** START **

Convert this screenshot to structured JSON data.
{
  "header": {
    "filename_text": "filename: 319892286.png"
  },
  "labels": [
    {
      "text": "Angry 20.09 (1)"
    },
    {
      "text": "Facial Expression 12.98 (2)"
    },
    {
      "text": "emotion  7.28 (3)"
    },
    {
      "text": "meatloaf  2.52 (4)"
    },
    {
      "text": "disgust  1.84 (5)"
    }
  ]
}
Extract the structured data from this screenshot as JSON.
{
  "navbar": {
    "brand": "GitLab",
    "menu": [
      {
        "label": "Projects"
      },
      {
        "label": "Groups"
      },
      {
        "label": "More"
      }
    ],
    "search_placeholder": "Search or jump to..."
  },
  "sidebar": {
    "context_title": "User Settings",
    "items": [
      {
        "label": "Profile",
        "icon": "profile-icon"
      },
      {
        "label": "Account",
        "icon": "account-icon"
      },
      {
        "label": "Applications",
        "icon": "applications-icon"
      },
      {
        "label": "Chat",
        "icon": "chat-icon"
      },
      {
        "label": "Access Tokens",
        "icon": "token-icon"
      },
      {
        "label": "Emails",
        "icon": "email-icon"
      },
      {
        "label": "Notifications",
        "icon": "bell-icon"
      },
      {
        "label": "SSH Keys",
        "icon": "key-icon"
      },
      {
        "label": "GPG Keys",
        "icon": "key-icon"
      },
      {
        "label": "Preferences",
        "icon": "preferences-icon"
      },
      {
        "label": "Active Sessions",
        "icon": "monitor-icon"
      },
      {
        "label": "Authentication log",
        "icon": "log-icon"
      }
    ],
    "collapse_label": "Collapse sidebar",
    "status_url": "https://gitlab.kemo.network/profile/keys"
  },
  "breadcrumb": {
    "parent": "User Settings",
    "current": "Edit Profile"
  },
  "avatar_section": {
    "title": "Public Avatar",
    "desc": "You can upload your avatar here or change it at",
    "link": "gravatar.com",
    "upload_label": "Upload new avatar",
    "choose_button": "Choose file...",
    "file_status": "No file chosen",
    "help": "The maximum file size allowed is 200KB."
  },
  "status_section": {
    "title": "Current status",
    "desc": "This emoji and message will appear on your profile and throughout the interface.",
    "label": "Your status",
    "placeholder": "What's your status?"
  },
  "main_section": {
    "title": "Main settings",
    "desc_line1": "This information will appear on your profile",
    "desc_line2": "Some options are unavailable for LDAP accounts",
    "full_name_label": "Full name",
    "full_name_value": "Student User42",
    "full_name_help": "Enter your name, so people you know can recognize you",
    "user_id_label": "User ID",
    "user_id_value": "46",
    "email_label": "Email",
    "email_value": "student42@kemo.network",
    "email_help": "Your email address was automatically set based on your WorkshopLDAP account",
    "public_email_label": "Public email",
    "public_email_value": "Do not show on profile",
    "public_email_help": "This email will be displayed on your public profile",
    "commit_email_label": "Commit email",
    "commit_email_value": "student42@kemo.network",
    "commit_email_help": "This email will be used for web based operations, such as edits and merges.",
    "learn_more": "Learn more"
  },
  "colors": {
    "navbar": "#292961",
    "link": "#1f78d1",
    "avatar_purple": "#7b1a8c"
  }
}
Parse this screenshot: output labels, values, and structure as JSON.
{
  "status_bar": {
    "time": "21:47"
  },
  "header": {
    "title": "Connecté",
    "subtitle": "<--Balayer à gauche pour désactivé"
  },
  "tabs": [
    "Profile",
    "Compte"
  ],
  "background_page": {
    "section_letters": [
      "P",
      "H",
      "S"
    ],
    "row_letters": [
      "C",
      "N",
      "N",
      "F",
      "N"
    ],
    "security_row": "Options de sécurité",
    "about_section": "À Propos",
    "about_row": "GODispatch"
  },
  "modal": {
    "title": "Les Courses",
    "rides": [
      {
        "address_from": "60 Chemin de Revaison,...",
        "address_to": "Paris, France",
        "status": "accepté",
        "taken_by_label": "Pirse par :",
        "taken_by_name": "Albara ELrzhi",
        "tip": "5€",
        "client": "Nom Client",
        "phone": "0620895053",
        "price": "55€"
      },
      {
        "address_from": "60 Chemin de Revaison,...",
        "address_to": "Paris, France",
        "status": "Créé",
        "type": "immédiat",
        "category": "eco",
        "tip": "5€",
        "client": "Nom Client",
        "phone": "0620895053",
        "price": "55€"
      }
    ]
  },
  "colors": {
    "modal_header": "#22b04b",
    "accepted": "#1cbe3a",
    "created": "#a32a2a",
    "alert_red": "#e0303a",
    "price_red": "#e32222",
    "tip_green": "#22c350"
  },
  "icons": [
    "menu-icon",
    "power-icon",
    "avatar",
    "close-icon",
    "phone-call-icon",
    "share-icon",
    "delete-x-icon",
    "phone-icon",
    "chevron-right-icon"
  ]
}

** END **

— Task —
Using the data above, print every record exactly as shown.

— Response to the task —
Convert this screenshot to structured JSON data.
{
  "header": {
    "filename_text": "filename: 319892286.png"
  },
  "labels": [
    {
      "text": "Angry 20.09 (1)"
    },
    {
      "text": "Facial Expression 12.98 (2)"
    },
    {
      "text": "emotion  7.28 (3)"
    },
    {
      "text": "meatloaf  2.52 (4)"
    },
    {
      "text": "disgust  1.84 (5)"
    }
  ]
}
Extract the structured data from this screenshot as JSON.
{
  "navbar": {
    "brand": "GitLab",
    "menu": [
      {
        "label": "Projects"
      },
      {
        "label": "Groups"
      },
      {
        "label": "More"
      }
    ],
    "search_placeholder": "Search or jump to..."
  },
  "sidebar": {
    "context_title": "User Settings",
    "items": [
      {
        "label": "Profile",
        "icon": "profile-icon"
      },
      {
        "label": "Account",
        "icon": "account-icon"
      },
      {
        "label": "Applications",
        "icon": "applications-icon"
      },
      {
        "label": "Chat",
        "icon": "chat-icon"
      },
      {
        "label": "Access Tokens",
        "icon": "token-icon"
      },
      {
        "label": "Emails",
        "icon": "email-icon"
      },
      {
        "label": "Notifications",
        "icon": "bell-icon"
      },
      {
        "label": "SSH Keys",
        "icon": "key-icon"
      },
      {
        "label": "GPG Keys",
        "icon": "key-icon"
      },
      {
        "label": "Preferences",
        "icon": "preferences-icon"
      },
      {
        "label": "Active Sessions",
        "icon": "monitor-icon"
      },
      {
        "label": "Authentication log",
        "icon": "log-icon"
      }
    ],
    "collapse_label": "Collapse sidebar",
    "status_url": "https://gitlab.kemo.network/profile/keys"
  },
  "breadcrumb": {
    "parent": "User Settings",
    "current": "Edit Profile"
  },
  "avatar_section": {
    "title": "Public Avatar",
    "desc": "You can upload your avatar here or change it at",
    "link": "gravatar.com",
    "upload_label": "Upload new avatar",
    "choose_button": "Choose file...",
    "file_status": "No file chosen",
    "help": "The maximum file size allowed is 200KB."
  },
  "status_section": {
    "title": "Current status",
    "desc": "This emoji and message will appear on your profile and throughout the interface.",
    "label": "Your status",
    "placeholder": "What's your status?"
  },
  "main_section": {
    "title": "Main settings",
    "desc_line1": "This information will appear on your profile",
    "desc_line2": "Some options are unavailable for LDAP accounts",
    "full_name_label": "Full name",
    "full_name_value": "Student User42",
    "full_name_help": "Enter your name, so people you know can recognize you",
    "user_id_label": "User ID",
    "user_id_value": "46",
    "email_label": "Email",
    "email_value": "student42@kemo.network",
    "email_help": "Your email address was automatically set based on your WorkshopLDAP account",
    "public_email_label": "Public email",
    "public_email_value": "Do not show on profile",
    "public_email_help": "This email will be displayed on your public profile",
    "commit_email_label": "Commit email",
    "commit_email_value": "student42@kemo.network",
    "commit_email_help": "This email will be used for web based operations, such as edits and merges.",
    "learn_more": "Learn more"
  },
  "colors": {
    "navbar": "#292961",
    "link": "#1f78d1",
    "avatar_purple": "#7b1a8c"
  }
}
Parse this screenshot: output labels, values, and structure as JSON.
{
  "status_bar": {
    "time": "21:47"
  },
  "header": {
    "title": "Connecté",
    "subtitle": "<--Balayer à gauche pour désactivé"
  },
  "tabs": [
    "Profile",
    "Compte"
  ],
  "background_page": {
    "section_letters": [
      "P",
      "H",
      "S"
    ],
    "row_letters": [
      "C",
      "N",
      "N",
      "F",
      "N"
    ],
    "security_row": "Options de sécurité",
    "about_section": "À Propos",
    "about_row": "GODispatch"
  },
  "modal": {
    "title": "Les Courses",
    "rides": [
      {
        "address_from": "60 Chemin de Revaison,...",
        "address_to": "Paris, France",
        "status": "accepté",
        "taken_by_label": "Pirse par :",
        "taken_by_name": "Albara ELrzhi",
        "tip": "5€",
        "client": "Nom Client",
        "phone": "0620895053",
        "price": "55€"
      },
      {
        "address_from": "60 Chemin de Revaison,...",
        "address_to": "Paris, France",
        "status": "Créé",
        "type": "immédiat",
        "category": "eco",
        "tip": "5€",
        "client": "Nom Client",
        "phone": "0620895053",
        "price": "55€"
      }
    ]
  },
  "colors": {
    "modal_header": "#22b04b",
    "accepted": "#1cbe3a",
    "created": "#a32a2a",
    "alert_red": "#e0303a",
    "price_red": "#e32222",
    "tip_green": "#22c350"
  },
  "icons": [
    "menu-icon",
    "power-icon",
    "avatar",
    "close-icon",
    "phone-call-icon",
    "share-icon",
    "delete-x-icon",
    "phone-icon",
    "chevron-right-icon"
  ]
}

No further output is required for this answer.